Given instruction. Extract all lines that hold "this" from the records below.

Material provided.
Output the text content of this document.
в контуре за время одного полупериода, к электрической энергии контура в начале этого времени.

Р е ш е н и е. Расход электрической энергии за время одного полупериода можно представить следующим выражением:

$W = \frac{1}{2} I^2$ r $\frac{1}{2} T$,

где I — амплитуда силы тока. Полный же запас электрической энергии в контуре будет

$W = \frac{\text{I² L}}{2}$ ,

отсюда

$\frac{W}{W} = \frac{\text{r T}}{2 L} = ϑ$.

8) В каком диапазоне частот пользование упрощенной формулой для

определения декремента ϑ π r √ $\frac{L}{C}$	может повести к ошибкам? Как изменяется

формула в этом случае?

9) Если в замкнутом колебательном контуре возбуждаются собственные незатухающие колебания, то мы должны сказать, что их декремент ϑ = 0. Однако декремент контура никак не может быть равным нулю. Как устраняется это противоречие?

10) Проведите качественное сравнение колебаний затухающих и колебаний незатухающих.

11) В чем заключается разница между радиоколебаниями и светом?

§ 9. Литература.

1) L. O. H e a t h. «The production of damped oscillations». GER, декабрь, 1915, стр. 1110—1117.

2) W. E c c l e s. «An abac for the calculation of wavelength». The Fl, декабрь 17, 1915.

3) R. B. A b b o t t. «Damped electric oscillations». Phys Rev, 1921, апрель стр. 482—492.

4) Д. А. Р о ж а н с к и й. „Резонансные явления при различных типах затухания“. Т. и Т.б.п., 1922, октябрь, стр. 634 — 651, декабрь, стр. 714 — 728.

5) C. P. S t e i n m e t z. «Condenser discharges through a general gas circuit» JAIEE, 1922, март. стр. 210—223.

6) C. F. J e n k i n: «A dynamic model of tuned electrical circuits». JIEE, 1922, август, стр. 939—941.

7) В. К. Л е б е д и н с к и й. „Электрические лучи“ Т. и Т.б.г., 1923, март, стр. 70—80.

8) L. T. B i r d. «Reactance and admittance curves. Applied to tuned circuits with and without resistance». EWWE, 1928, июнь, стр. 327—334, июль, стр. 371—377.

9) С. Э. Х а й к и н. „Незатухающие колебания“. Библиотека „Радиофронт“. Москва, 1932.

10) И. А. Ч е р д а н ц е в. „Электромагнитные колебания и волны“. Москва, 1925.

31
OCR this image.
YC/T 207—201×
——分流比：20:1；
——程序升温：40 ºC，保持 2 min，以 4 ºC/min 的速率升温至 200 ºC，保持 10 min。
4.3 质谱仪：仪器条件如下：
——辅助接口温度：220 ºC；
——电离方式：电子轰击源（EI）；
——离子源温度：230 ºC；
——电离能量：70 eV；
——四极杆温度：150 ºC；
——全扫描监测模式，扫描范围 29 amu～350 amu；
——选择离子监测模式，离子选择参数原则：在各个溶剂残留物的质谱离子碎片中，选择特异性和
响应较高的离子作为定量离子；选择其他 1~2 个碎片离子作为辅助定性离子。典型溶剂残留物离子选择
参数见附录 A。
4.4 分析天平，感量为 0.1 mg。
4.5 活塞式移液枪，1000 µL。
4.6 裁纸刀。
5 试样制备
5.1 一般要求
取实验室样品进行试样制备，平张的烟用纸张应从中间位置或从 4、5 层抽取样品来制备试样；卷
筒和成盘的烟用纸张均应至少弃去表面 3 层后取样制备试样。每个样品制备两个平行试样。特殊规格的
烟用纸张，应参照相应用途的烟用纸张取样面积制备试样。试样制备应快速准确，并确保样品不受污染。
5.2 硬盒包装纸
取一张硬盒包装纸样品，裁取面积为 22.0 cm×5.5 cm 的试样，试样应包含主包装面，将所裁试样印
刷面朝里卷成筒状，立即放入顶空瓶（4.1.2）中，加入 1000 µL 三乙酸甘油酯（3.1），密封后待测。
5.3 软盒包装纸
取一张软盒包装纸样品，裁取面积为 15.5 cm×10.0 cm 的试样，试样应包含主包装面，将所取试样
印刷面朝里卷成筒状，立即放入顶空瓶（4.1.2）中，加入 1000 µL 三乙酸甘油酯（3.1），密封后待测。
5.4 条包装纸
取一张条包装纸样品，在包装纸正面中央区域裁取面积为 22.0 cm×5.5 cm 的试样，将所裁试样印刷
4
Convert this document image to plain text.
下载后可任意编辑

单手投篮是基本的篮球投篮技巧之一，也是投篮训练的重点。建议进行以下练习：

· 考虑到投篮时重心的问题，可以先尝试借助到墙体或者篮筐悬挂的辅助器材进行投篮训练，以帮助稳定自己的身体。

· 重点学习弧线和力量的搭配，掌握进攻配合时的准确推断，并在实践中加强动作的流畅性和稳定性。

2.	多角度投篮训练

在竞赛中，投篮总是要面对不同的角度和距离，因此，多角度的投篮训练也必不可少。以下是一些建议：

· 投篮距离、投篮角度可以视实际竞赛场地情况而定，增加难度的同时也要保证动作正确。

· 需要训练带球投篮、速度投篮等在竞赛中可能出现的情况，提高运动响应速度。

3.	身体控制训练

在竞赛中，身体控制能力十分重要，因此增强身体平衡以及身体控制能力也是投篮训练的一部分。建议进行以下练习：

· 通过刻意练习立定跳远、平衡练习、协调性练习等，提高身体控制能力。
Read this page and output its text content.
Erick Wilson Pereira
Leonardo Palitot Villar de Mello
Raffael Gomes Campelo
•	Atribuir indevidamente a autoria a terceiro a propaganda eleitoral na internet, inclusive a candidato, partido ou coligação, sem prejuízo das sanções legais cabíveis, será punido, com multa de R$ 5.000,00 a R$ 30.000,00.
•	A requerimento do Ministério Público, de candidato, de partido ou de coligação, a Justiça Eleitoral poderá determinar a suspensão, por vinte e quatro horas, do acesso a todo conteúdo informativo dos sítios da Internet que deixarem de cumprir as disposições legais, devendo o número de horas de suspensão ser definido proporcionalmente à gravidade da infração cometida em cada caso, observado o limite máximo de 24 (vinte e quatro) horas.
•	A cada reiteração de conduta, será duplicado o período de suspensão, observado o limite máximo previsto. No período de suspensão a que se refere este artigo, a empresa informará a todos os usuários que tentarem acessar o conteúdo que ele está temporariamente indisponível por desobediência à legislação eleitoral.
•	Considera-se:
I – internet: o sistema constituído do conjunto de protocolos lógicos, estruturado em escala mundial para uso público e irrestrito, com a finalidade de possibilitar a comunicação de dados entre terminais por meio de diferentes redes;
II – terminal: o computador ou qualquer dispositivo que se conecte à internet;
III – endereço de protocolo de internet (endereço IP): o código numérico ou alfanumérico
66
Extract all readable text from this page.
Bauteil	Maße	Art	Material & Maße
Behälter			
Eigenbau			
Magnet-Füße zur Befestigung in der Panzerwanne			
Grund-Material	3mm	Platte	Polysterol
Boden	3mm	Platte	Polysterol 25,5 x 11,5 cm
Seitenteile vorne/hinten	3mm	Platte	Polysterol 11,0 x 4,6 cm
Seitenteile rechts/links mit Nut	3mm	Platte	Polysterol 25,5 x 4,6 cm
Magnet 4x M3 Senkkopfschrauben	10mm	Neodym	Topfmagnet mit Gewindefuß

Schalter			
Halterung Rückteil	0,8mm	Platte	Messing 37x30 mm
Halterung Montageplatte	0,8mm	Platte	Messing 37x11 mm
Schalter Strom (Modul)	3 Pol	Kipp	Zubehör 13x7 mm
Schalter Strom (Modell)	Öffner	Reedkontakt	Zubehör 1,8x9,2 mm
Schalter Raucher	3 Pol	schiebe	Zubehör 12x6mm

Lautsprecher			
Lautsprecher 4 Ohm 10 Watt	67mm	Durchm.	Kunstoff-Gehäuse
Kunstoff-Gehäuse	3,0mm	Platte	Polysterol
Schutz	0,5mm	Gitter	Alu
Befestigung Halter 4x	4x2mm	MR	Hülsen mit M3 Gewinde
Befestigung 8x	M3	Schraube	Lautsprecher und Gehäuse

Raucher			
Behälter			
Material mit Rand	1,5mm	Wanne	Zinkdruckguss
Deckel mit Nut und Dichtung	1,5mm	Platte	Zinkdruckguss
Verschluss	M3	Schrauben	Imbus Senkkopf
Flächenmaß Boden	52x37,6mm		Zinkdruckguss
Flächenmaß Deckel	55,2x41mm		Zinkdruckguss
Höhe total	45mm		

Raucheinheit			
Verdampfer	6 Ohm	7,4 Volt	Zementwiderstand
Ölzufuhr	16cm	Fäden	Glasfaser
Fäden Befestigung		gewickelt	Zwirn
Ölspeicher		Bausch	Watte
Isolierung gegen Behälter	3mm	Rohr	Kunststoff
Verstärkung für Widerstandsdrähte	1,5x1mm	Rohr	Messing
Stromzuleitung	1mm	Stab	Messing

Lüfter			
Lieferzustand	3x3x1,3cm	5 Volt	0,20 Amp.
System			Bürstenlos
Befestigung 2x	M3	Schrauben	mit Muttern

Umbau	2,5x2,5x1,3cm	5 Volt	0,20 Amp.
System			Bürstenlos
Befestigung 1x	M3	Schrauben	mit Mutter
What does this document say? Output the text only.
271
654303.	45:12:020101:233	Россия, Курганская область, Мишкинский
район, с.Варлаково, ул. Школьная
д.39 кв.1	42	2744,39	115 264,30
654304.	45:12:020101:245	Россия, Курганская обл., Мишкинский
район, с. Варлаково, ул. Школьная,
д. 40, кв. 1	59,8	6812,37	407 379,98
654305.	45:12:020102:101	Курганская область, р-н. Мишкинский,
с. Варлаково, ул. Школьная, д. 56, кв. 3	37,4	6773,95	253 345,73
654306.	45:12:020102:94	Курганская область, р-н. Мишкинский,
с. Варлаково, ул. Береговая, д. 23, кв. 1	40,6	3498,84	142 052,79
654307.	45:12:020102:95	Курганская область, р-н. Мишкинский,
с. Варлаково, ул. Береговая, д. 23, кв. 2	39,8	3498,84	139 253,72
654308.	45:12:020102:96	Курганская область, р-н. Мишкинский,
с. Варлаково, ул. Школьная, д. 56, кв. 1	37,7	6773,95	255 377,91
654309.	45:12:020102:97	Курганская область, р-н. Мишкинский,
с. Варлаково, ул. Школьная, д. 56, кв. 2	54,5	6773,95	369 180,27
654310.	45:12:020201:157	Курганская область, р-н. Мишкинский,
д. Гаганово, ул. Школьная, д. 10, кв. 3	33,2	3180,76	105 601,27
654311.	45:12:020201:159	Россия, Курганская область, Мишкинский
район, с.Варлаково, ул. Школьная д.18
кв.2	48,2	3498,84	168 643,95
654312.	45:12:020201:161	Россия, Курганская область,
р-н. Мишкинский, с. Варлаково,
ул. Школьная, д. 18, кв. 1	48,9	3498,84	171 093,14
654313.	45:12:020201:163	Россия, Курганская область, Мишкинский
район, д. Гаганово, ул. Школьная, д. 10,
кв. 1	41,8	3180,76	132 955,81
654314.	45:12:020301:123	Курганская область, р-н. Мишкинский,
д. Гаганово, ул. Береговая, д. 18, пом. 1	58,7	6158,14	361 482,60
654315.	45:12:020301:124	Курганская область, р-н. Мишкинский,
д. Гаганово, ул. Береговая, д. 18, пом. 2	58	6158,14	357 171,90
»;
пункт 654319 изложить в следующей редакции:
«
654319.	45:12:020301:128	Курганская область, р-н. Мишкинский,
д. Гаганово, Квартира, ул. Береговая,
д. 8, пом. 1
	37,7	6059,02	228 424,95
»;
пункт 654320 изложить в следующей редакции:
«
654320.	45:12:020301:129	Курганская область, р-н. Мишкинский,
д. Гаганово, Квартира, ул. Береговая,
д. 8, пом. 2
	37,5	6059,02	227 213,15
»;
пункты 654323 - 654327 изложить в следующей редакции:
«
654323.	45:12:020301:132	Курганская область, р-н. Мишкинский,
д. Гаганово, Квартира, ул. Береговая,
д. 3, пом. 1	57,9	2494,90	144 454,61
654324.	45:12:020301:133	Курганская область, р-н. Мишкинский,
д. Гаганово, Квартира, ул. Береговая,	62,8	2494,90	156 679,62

In response.
Output the text content of this document.
OCR this image.
Convert this document image to plain text.
Read this page and output its text content.
Extract all readable text from this page.
What does this document say? Output the text only.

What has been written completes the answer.